*EXERCISE PROMPT:*
Hunt through the entries for the word "with" and copy each line in which it appears.

━━ RECORDED INFORMATION ━━

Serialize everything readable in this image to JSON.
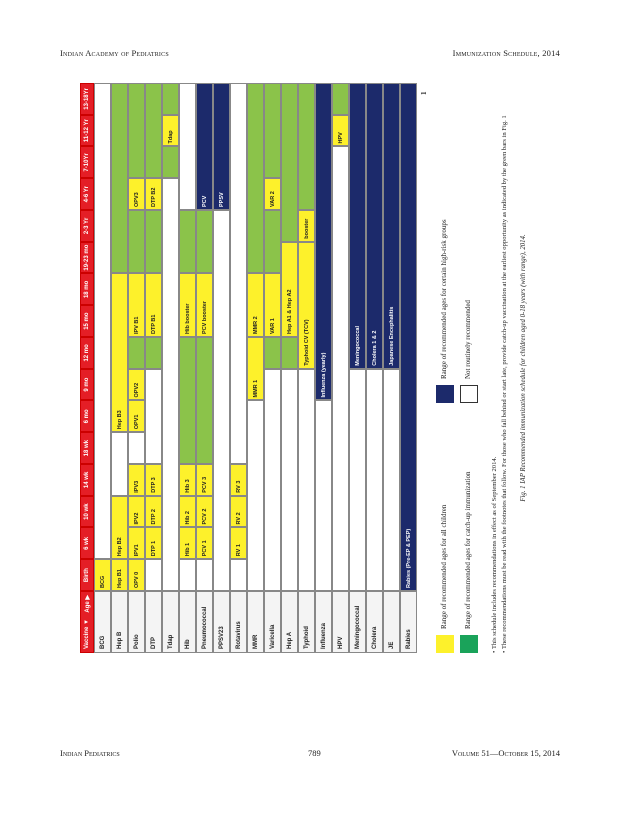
{
  "header": {
    "left": "Indian Academy of Pediatrics",
    "right": "Immunization Schedule, 2014"
  },
  "footer": {
    "left": "Indian Pediatrics",
    "center": "789",
    "right": "Volume 51—October 15, 2014"
  },
  "page_number": "1",
  "table": {
    "corner_top": "Age ▶",
    "corner_bottom": "Vaccine ▼",
    "columns": [
      "Birth",
      "6 wk",
      "10 wk",
      "14 wk",
      "18 wk",
      "6 mo",
      "9 mo",
      "12 mo",
      "15 mo",
      "18 mo",
      "19-23 mo",
      "2-3 Yr",
      "4-6 Yr",
      "7-10Yr",
      "11-12 Yr",
      "13-18Yr"
    ],
    "rows": [
      {
        "name": "BCG",
        "cells": [
          {
            "s": 0,
            "e": 1,
            "c": "y",
            "t": "BCG"
          },
          {
            "s": 1,
            "e": 16,
            "c": "w",
            "t": ""
          }
        ]
      },
      {
        "name": "Hep B",
        "cells": [
          {
            "s": 0,
            "e": 1,
            "c": "y",
            "t": "Hep B1"
          },
          {
            "s": 1,
            "e": 3,
            "c": "y",
            "t": "Hep B2"
          },
          {
            "s": 3,
            "e": 5,
            "c": "w",
            "t": ""
          },
          {
            "s": 5,
            "e": 10,
            "c": "y",
            "t": "Hep B3"
          },
          {
            "s": 10,
            "e": 16,
            "c": "g",
            "t": ""
          }
        ]
      },
      {
        "name": "Polio",
        "cells": [
          {
            "s": 0,
            "e": 1,
            "c": "y",
            "t": "OPV 0"
          },
          {
            "s": 1,
            "e": 2,
            "c": "y",
            "t": "IPV1"
          },
          {
            "s": 2,
            "e": 3,
            "c": "y",
            "t": "IPV2"
          },
          {
            "s": 3,
            "e": 4,
            "c": "y",
            "t": "IPV3"
          },
          {
            "s": 4,
            "e": 5,
            "c": "w",
            "t": ""
          },
          {
            "s": 5,
            "e": 6,
            "c": "y",
            "t": "OPV1"
          },
          {
            "s": 6,
            "e": 7,
            "c": "y",
            "t": "OPV2"
          },
          {
            "s": 7,
            "e": 8,
            "c": "g",
            "t": ""
          },
          {
            "s": 8,
            "e": 10,
            "c": "y",
            "t": "IPV B1"
          },
          {
            "s": 10,
            "e": 12,
            "c": "g",
            "t": ""
          },
          {
            "s": 12,
            "e": 13,
            "c": "y",
            "t": "OPV3"
          },
          {
            "s": 13,
            "e": 16,
            "c": "g",
            "t": ""
          }
        ]
      },
      {
        "name": "DTP",
        "cells": [
          {
            "s": 0,
            "e": 1,
            "c": "w",
            "t": ""
          },
          {
            "s": 1,
            "e": 2,
            "c": "y",
            "t": "DTP 1"
          },
          {
            "s": 2,
            "e": 3,
            "c": "y",
            "t": "DTP 2"
          },
          {
            "s": 3,
            "e": 4,
            "c": "y",
            "t": "DTP 3"
          },
          {
            "s": 4,
            "e": 7,
            "c": "w",
            "t": ""
          },
          {
            "s": 7,
            "e": 8,
            "c": "g",
            "t": ""
          },
          {
            "s": 8,
            "e": 10,
            "c": "y",
            "t": "DTP B1"
          },
          {
            "s": 10,
            "e": 12,
            "c": "g",
            "t": ""
          },
          {
            "s": 12,
            "e": 13,
            "c": "y",
            "t": "DTP B2"
          },
          {
            "s": 13,
            "e": 16,
            "c": "g",
            "t": ""
          }
        ]
      },
      {
        "name": "Tdap",
        "cells": [
          {
            "s": 0,
            "e": 13,
            "c": "w",
            "t": ""
          },
          {
            "s": 13,
            "e": 14,
            "c": "g",
            "t": ""
          },
          {
            "s": 14,
            "e": 15,
            "c": "y",
            "t": "Tdap"
          },
          {
            "s": 15,
            "e": 16,
            "c": "g",
            "t": ""
          }
        ]
      },
      {
        "name": "Hib",
        "cells": [
          {
            "s": 0,
            "e": 1,
            "c": "w",
            "t": ""
          },
          {
            "s": 1,
            "e": 2,
            "c": "y",
            "t": "Hib 1"
          },
          {
            "s": 2,
            "e": 3,
            "c": "y",
            "t": "Hib 2"
          },
          {
            "s": 3,
            "e": 4,
            "c": "y",
            "t": "Hib 3"
          },
          {
            "s": 4,
            "e": 8,
            "c": "g",
            "t": ""
          },
          {
            "s": 8,
            "e": 10,
            "c": "y",
            "t": "Hib booster"
          },
          {
            "s": 10,
            "e": 12,
            "c": "g",
            "t": ""
          },
          {
            "s": 12,
            "e": 16,
            "c": "w",
            "t": ""
          }
        ]
      },
      {
        "name": "Pneumococcal",
        "cells": [
          {
            "s": 0,
            "e": 1,
            "c": "w",
            "t": ""
          },
          {
            "s": 1,
            "e": 2,
            "c": "y",
            "t": "PCV 1"
          },
          {
            "s": 2,
            "e": 3,
            "c": "y",
            "t": "PCV 2"
          },
          {
            "s": 3,
            "e": 4,
            "c": "y",
            "t": "PCV 3"
          },
          {
            "s": 4,
            "e": 8,
            "c": "g",
            "t": ""
          },
          {
            "s": 8,
            "e": 10,
            "c": "y",
            "t": "PCV booster"
          },
          {
            "s": 10,
            "e": 12,
            "c": "g",
            "t": ""
          },
          {
            "s": 12,
            "e": 16,
            "c": "n",
            "t": "PCV"
          }
        ]
      },
      {
        "name": "PPSV23",
        "cells": [
          {
            "s": 0,
            "e": 12,
            "c": "w",
            "t": ""
          },
          {
            "s": 12,
            "e": 16,
            "c": "n",
            "t": "PPSV"
          }
        ]
      },
      {
        "name": "Rotavirus",
        "cells": [
          {
            "s": 0,
            "e": 1,
            "c": "w",
            "t": ""
          },
          {
            "s": 1,
            "e": 2,
            "c": "y",
            "t": "RV 1"
          },
          {
            "s": 2,
            "e": 3,
            "c": "y",
            "t": "RV 2"
          },
          {
            "s": 3,
            "e": 4,
            "c": "y",
            "t": "RV 3"
          },
          {
            "s": 4,
            "e": 16,
            "c": "w",
            "t": ""
          }
        ]
      },
      {
        "name": "MMR",
        "cells": [
          {
            "s": 0,
            "e": 6,
            "c": "w",
            "t": ""
          },
          {
            "s": 6,
            "e": 8,
            "c": "y",
            "t": "MMR 1"
          },
          {
            "s": 8,
            "e": 10,
            "c": "y",
            "t": "MMR 2"
          },
          {
            "s": 10,
            "e": 16,
            "c": "g",
            "t": ""
          }
        ]
      },
      {
        "name": "Varicella",
        "cells": [
          {
            "s": 0,
            "e": 7,
            "c": "w",
            "t": ""
          },
          {
            "s": 7,
            "e": 8,
            "c": "g",
            "t": ""
          },
          {
            "s": 8,
            "e": 10,
            "c": "y",
            "t": "VAR 1"
          },
          {
            "s": 10,
            "e": 12,
            "c": "g",
            "t": ""
          },
          {
            "s": 12,
            "e": 13,
            "c": "y",
            "t": "VAR 2"
          },
          {
            "s": 13,
            "e": 16,
            "c": "g",
            "t": ""
          }
        ]
      },
      {
        "name": "Hep A",
        "cells": [
          {
            "s": 0,
            "e": 7,
            "c": "w",
            "t": ""
          },
          {
            "s": 7,
            "e": 8,
            "c": "g",
            "t": ""
          },
          {
            "s": 8,
            "e": 11,
            "c": "y",
            "t": "Hep A1 & Hep A2"
          },
          {
            "s": 11,
            "e": 16,
            "c": "g",
            "t": ""
          }
        ]
      },
      {
        "name": "Typhoid",
        "cells": [
          {
            "s": 0,
            "e": 7,
            "c": "w",
            "t": ""
          },
          {
            "s": 7,
            "e": 11,
            "c": "y",
            "t": "Typhoid CV (TCV)"
          },
          {
            "s": 11,
            "e": 12,
            "c": "y",
            "t": "booster"
          },
          {
            "s": 12,
            "e": 16,
            "c": "g",
            "t": ""
          }
        ]
      },
      {
        "name": "Influenza",
        "cells": [
          {
            "s": 0,
            "e": 6,
            "c": "w",
            "t": ""
          },
          {
            "s": 6,
            "e": 16,
            "c": "n",
            "t": "Influenza (yearly)"
          }
        ]
      },
      {
        "name": "HPV",
        "cells": [
          {
            "s": 0,
            "e": 14,
            "c": "w",
            "t": ""
          },
          {
            "s": 14,
            "e": 15,
            "c": "y",
            "t": "HPV"
          },
          {
            "s": 15,
            "e": 16,
            "c": "g",
            "t": ""
          }
        ]
      },
      {
        "name": "Meningococcal",
        "cells": [
          {
            "s": 0,
            "e": 7,
            "c": "w",
            "t": ""
          },
          {
            "s": 7,
            "e": 16,
            "c": "n",
            "t": "Meningococcal"
          }
        ]
      },
      {
        "name": "Cholera",
        "cells": [
          {
            "s": 0,
            "e": 7,
            "c": "w",
            "t": ""
          },
          {
            "s": 7,
            "e": 16,
            "c": "n",
            "t": "Cholera 1 & 2"
          }
        ]
      },
      {
        "name": "JE",
        "cells": [
          {
            "s": 0,
            "e": 7,
            "c": "w",
            "t": ""
          },
          {
            "s": 7,
            "e": 16,
            "c": "n",
            "t": "Japanese Encephalitis"
          }
        ]
      },
      {
        "name": "Rabies",
        "cells": [
          {
            "s": 0,
            "e": 16,
            "c": "n",
            "t": "Rabies (Pre-EP & PEP)"
          }
        ]
      }
    ]
  },
  "legend": {
    "yellow": "Range of recommended ages for all children",
    "green": "Range of recommended ages for catch-up immunization",
    "navy": "Range of recommended ages for certain high-risk groups",
    "white": "Not routinely recommended"
  },
  "notes": [
    "• This schedule includes recommendations in effect as of September 2014.",
    "• These recommendations must be read with the footnotes that follow. For those who fall behind or start late, provide catch-up vaccination at the earliest opportunity as indicated by the green bars in Fig. 1"
  ],
  "caption": "Fig. 1 IAP Recommended immunization schedule for children aged 0-18 years (with range), 2014.",
  "colors": {
    "y": "#fdf12b",
    "g": "#8bc34a",
    "n": "#1c2a6b",
    "w": "#ffffff",
    "header": "#e41e26"
  }
}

━━━

*FINISHED TASK:*
    "• These recommendations must be read with the footnotes that follow. For those who fall behind or start late, provide catch-up vaccination at the earliest opportunity as indicated by the green bars in Fig. 1"
  "caption": "Fig. 1 IAP Recommended immunization schedule for children aged 0-18 years (with range), 2014.",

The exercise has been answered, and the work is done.